STATED PROBLEM: Copy out all lines that hold "JSON".

DATASET EXTRACT:
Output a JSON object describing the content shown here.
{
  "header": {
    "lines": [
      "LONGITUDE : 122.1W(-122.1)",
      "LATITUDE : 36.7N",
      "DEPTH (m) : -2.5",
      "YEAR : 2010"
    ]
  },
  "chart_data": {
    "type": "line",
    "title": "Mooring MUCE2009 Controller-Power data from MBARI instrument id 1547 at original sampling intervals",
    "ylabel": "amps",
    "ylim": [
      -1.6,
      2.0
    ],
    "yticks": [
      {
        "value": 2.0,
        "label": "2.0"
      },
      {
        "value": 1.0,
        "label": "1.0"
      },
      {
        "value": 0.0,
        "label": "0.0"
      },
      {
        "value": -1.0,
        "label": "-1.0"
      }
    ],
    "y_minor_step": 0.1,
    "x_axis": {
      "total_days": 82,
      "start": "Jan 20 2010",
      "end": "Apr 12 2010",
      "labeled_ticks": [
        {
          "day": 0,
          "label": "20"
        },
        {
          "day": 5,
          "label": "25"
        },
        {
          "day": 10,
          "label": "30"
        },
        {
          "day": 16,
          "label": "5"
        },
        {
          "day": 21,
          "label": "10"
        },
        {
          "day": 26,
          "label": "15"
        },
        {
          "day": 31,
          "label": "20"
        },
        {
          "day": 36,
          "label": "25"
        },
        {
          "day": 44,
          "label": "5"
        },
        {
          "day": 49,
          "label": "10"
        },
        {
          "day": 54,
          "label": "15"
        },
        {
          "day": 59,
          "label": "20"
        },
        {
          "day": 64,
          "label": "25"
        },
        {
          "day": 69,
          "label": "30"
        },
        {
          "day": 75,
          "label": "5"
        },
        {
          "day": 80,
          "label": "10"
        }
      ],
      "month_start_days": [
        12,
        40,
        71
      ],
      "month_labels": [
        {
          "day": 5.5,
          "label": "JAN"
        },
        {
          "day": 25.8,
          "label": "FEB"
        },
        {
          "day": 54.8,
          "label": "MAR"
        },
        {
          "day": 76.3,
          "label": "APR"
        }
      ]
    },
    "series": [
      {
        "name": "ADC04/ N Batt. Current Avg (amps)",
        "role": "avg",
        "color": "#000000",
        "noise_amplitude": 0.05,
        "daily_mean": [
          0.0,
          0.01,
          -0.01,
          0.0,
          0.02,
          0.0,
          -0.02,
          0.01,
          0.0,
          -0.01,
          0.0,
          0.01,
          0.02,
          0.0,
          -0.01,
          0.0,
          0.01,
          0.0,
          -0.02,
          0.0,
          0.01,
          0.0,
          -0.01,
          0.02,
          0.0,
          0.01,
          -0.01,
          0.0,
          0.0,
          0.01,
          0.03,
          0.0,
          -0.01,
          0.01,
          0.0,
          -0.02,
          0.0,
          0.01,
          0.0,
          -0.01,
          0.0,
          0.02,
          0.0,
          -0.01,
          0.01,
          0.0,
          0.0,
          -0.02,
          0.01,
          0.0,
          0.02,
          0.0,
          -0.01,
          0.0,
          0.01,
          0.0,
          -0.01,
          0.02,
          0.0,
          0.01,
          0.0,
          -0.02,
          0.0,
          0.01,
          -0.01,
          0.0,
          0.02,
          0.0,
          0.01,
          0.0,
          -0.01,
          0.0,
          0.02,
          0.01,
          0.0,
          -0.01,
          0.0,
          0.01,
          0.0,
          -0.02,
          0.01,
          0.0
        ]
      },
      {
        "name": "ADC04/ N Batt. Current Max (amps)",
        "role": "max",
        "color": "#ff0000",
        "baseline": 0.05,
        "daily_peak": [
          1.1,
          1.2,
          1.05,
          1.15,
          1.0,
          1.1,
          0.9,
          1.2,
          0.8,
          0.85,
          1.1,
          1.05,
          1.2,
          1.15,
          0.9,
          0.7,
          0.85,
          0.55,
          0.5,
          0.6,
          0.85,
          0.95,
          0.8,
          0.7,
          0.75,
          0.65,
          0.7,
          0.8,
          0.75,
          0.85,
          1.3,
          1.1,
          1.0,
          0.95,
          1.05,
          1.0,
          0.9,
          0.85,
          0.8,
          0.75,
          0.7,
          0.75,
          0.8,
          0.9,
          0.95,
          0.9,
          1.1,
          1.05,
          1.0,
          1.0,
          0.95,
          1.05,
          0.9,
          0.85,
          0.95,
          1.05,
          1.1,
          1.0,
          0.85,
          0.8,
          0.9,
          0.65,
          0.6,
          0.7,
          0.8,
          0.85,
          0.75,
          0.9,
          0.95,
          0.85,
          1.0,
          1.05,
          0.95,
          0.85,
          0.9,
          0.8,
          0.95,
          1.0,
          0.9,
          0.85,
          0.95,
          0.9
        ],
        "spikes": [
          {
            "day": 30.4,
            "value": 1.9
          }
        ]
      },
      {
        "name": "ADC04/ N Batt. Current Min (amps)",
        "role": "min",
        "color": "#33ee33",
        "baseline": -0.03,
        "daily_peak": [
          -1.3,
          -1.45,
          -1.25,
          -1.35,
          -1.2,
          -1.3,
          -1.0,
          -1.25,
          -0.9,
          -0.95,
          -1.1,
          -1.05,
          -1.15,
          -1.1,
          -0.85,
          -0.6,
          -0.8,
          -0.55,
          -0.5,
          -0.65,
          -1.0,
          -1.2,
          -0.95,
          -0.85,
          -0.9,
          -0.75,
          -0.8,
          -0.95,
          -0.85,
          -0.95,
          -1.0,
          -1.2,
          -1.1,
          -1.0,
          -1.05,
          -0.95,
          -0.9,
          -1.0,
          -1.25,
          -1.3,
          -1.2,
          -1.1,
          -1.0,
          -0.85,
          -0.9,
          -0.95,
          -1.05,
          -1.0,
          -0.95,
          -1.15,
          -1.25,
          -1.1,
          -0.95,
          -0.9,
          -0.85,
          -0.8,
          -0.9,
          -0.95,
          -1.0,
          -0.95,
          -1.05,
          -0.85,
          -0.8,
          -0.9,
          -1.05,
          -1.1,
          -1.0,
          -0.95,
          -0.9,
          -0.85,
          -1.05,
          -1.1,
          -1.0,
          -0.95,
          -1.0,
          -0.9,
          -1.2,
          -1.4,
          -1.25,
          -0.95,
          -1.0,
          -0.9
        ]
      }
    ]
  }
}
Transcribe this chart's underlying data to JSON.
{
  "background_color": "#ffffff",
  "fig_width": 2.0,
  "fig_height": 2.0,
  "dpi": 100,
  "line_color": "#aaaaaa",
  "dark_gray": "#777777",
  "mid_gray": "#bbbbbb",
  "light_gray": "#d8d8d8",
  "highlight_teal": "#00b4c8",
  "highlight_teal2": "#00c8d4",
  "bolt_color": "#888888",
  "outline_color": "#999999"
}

...

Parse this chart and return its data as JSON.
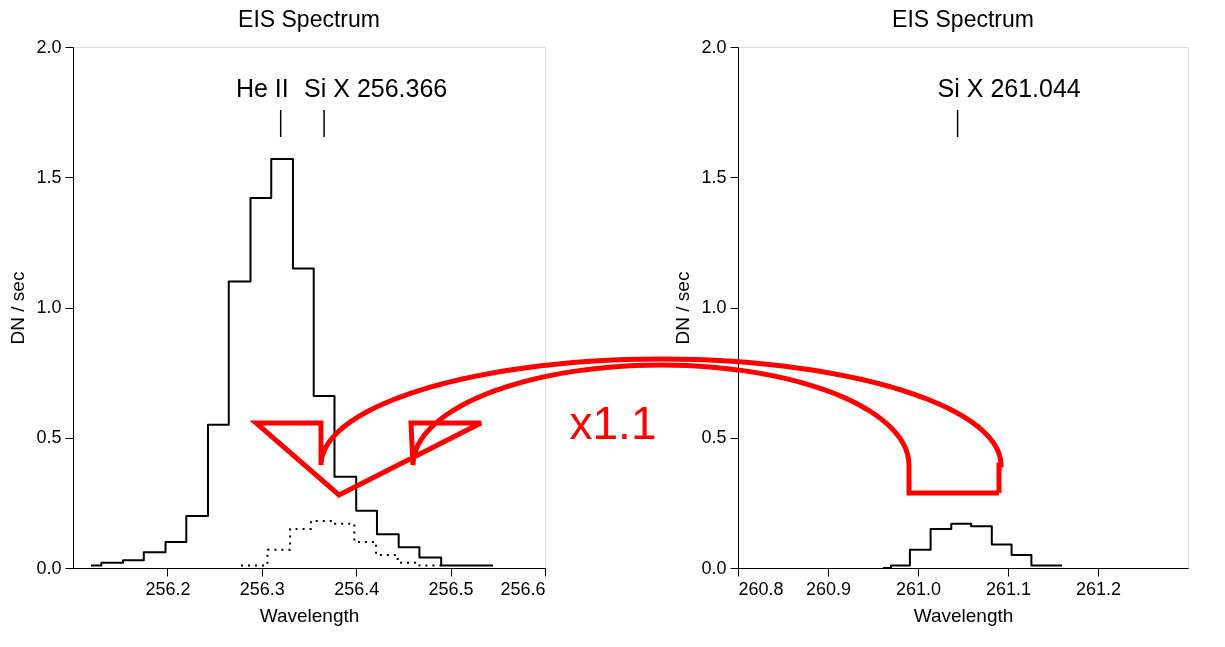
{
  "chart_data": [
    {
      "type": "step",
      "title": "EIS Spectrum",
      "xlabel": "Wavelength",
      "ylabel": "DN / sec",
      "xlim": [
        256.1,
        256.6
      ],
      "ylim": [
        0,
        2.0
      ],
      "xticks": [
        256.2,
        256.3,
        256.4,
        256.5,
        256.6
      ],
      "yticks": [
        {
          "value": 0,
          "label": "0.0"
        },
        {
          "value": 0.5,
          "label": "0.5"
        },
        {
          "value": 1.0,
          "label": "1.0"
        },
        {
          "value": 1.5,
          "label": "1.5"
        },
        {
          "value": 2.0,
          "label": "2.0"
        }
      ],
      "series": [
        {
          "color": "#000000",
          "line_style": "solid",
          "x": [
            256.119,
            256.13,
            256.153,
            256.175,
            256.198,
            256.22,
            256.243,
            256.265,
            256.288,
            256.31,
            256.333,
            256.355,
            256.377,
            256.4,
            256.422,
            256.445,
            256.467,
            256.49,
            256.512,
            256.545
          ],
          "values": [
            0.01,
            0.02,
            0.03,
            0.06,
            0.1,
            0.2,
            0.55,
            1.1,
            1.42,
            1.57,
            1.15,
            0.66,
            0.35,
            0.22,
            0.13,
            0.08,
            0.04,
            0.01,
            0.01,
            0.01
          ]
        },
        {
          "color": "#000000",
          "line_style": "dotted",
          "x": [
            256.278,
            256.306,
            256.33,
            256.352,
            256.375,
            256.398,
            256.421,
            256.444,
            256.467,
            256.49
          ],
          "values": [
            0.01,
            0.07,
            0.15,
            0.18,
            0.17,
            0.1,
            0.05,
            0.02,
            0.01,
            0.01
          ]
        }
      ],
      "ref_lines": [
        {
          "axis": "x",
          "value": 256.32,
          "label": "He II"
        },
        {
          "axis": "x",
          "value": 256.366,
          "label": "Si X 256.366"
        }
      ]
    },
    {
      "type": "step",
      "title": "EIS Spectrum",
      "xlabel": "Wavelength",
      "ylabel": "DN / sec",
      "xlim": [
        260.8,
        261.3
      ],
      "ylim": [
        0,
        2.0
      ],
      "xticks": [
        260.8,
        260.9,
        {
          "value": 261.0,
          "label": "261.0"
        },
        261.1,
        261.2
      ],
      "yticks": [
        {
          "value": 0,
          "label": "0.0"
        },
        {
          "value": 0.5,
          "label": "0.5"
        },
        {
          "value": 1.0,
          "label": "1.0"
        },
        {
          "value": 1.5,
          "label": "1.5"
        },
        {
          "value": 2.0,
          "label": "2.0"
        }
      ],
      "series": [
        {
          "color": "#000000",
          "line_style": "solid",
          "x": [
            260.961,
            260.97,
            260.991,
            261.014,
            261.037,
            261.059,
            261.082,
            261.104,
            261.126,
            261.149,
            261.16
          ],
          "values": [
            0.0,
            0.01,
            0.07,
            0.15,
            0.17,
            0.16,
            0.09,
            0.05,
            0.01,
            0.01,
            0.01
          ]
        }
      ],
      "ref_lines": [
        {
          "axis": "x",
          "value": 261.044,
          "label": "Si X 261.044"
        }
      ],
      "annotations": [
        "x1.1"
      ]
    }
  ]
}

FULL RESPONSE:
Output a JSON object describing the content shown here.
Transcribe this chart's underlying data to JSON.
Parse this chart and return its data as JSON.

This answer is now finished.